* WHAT IS REQUIRED
Leave out the pictures and repeat the rest of the material exactly.

* EXTRACTED DATA
-- begin --
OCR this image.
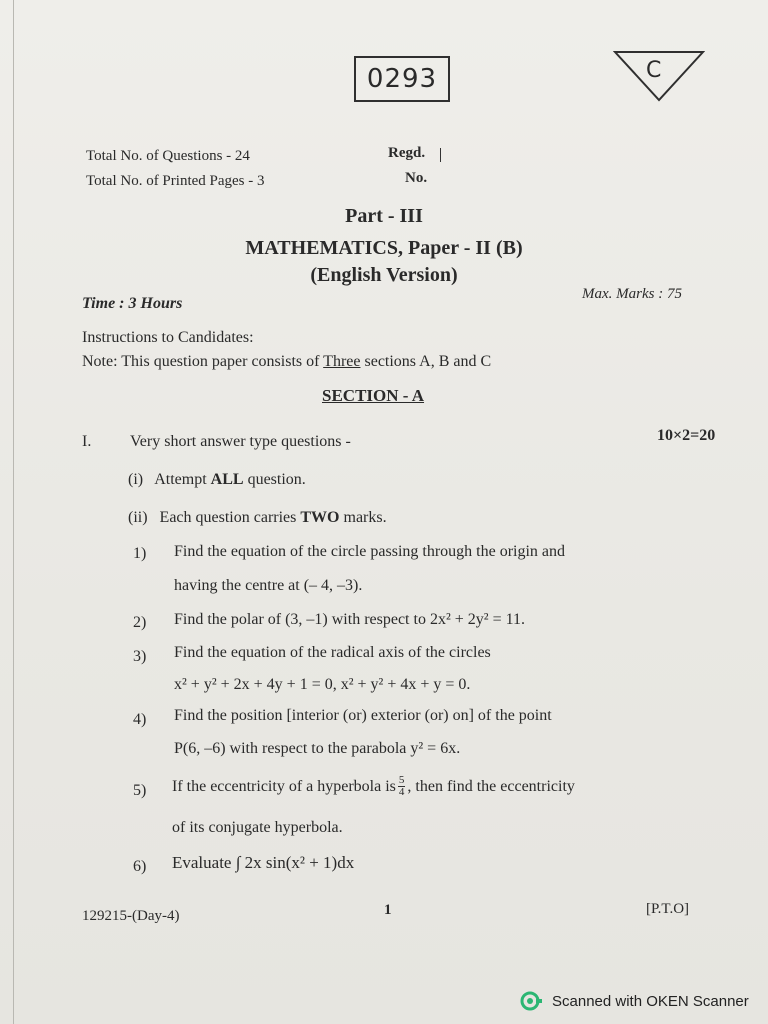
0293	C
Total No. of Questions - 24
Total No. of Printed Pages - 3
Regd.
No.
Part - III
MATHEMATICS, Paper - II (B)
(English Version)
Time : 3 Hours
Max. Marks : 75
Instructions to Candidates:
Note: This question paper consists of Three sections A, B and C
SECTION - A
I. Very short answer type questions -	10×2=20
(i) Attempt ALL question.
(ii) Each question carries TWO marks.
1) Find the equation of the circle passing through the origin and
having the centre at (– 4, –3).
2) Find the polar of (3, –1) with respect to 2x² + 2y² = 11.
3) Find the equation of the radical axis of the circles
x² + y² + 2x + 4y + 1 = 0, x² + y² + 4x + y = 0.
4) Find the position [interior (or) exterior (or) on] of the point
P(6, –6) with respect to the parabola y² = 6x.
5) If the eccentricity of a hyperbola is $\frac{5}{4}$ , then find the eccentricity
of its conjugate hyperbola.
6) Evaluate ∫ 2x sin(x² + 1)dx
129215-(Day-4)	1	[P.T.O]
Scanned with OKEN Scanner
-- end --
* RESULT
OCR this image.
0293	C
Total No. of Questions - 24
Total No. of Printed Pages - 3
Regd.
No.
Part - III
MATHEMATICS, Paper - II (B)
(English Version)
Time : 3 Hours
Max. Marks : 75
Instructions to Candidates:
Note: This question paper consists of Three sections A, B and C
SECTION - A
I. Very short answer type questions -	10×2=20
(i) Attempt ALL question.
(ii) Each question carries TWO marks.
1) Find the equation of the circle passing through the origin and
having the centre at (– 4, –3).
2) Find the polar of (3, –1) with respect to 2x² + 2y² = 11.
3) Find the equation of the radical axis of the circles
x² + y² + 2x + 4y + 1 = 0, x² + y² + 4x + y = 0.
4) Find the position [interior (or) exterior (or) on] of the point
P(6, –6) with respect to the parabola y² = 6x.
5) If the eccentricity of a hyperbola is $\frac{5}{4}$ , then find the eccentricity
of its conjugate hyperbola.
6) Evaluate ∫ 2x sin(x² + 1)dx
129215-(Day-4)	1	[P.T.O]
Scanned with OKEN Scanner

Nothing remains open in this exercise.